Data supplied:

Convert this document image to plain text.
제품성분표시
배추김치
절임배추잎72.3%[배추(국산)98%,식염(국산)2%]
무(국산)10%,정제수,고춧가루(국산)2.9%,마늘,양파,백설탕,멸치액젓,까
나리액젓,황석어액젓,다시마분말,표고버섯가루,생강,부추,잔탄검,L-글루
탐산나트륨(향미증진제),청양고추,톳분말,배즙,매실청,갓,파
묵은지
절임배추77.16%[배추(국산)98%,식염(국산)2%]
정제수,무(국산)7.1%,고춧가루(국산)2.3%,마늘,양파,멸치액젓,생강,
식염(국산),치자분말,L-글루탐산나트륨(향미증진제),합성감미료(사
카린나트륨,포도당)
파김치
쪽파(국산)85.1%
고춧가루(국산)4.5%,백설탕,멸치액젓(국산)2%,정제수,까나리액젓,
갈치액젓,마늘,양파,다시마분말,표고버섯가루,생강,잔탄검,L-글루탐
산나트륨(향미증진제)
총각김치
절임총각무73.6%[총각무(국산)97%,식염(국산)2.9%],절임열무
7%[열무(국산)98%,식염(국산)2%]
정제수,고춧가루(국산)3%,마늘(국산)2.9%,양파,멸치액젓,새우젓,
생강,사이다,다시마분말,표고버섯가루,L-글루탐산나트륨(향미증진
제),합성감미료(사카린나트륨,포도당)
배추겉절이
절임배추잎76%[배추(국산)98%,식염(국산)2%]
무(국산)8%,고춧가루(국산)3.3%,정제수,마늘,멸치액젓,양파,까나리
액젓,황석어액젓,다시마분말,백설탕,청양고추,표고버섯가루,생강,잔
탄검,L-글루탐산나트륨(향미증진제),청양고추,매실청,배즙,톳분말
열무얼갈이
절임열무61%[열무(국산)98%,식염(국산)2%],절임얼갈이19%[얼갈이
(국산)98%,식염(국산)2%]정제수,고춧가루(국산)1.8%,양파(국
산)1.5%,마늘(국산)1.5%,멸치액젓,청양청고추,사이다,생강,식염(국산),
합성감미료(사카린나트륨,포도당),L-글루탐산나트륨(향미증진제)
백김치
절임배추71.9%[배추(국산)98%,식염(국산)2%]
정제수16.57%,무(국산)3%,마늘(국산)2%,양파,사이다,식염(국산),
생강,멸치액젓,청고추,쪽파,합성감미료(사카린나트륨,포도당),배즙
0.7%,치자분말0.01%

Requirement:
Quote every line of the data, word for word.

Worked solution:
Convert this document image to plain text.
제품성분표시
배추김치
절임배추잎72.3%[배추(국산)98%,식염(국산)2%]
무(국산)10%,정제수,고춧가루(국산)2.9%,마늘,양파,백설탕,멸치액젓,까
나리액젓,황석어액젓,다시마분말,표고버섯가루,생강,부추,잔탄검,L-글루
탐산나트륨(향미증진제),청양고추,톳분말,배즙,매실청,갓,파
묵은지
절임배추77.16%[배추(국산)98%,식염(국산)2%]
정제수,무(국산)7.1%,고춧가루(국산)2.3%,마늘,양파,멸치액젓,생강,
식염(국산),치자분말,L-글루탐산나트륨(향미증진제),합성감미료(사
카린나트륨,포도당)
파김치
쪽파(국산)85.1%
고춧가루(국산)4.5%,백설탕,멸치액젓(국산)2%,정제수,까나리액젓,
갈치액젓,마늘,양파,다시마분말,표고버섯가루,생강,잔탄검,L-글루탐
산나트륨(향미증진제)
총각김치
절임총각무73.6%[총각무(국산)97%,식염(국산)2.9%],절임열무
7%[열무(국산)98%,식염(국산)2%]
정제수,고춧가루(국산)3%,마늘(국산)2.9%,양파,멸치액젓,새우젓,
생강,사이다,다시마분말,표고버섯가루,L-글루탐산나트륨(향미증진
제),합성감미료(사카린나트륨,포도당)
배추겉절이
절임배추잎76%[배추(국산)98%,식염(국산)2%]
무(국산)8%,고춧가루(국산)3.3%,정제수,마늘,멸치액젓,양파,까나리
액젓,황석어액젓,다시마분말,백설탕,청양고추,표고버섯가루,생강,잔
탄검,L-글루탐산나트륨(향미증진제),청양고추,매실청,배즙,톳분말
열무얼갈이
절임열무61%[열무(국산)98%,식염(국산)2%],절임얼갈이19%[얼갈이
(국산)98%,식염(국산)2%]정제수,고춧가루(국산)1.8%,양파(국
산)1.5%,마늘(국산)1.5%,멸치액젓,청양청고추,사이다,생강,식염(국산),
합성감미료(사카린나트륨,포도당),L-글루탐산나트륨(향미증진제)
백김치
절임배추71.9%[배추(국산)98%,식염(국산)2%]
정제수16.57%,무(국산)3%,마늘(국산)2%,양파,사이다,식염(국산),
생강,멸치액젓,청고추,쪽파,합성감미료(사카린나트륨,포도당),배즙
0.7%,치자분말0.01%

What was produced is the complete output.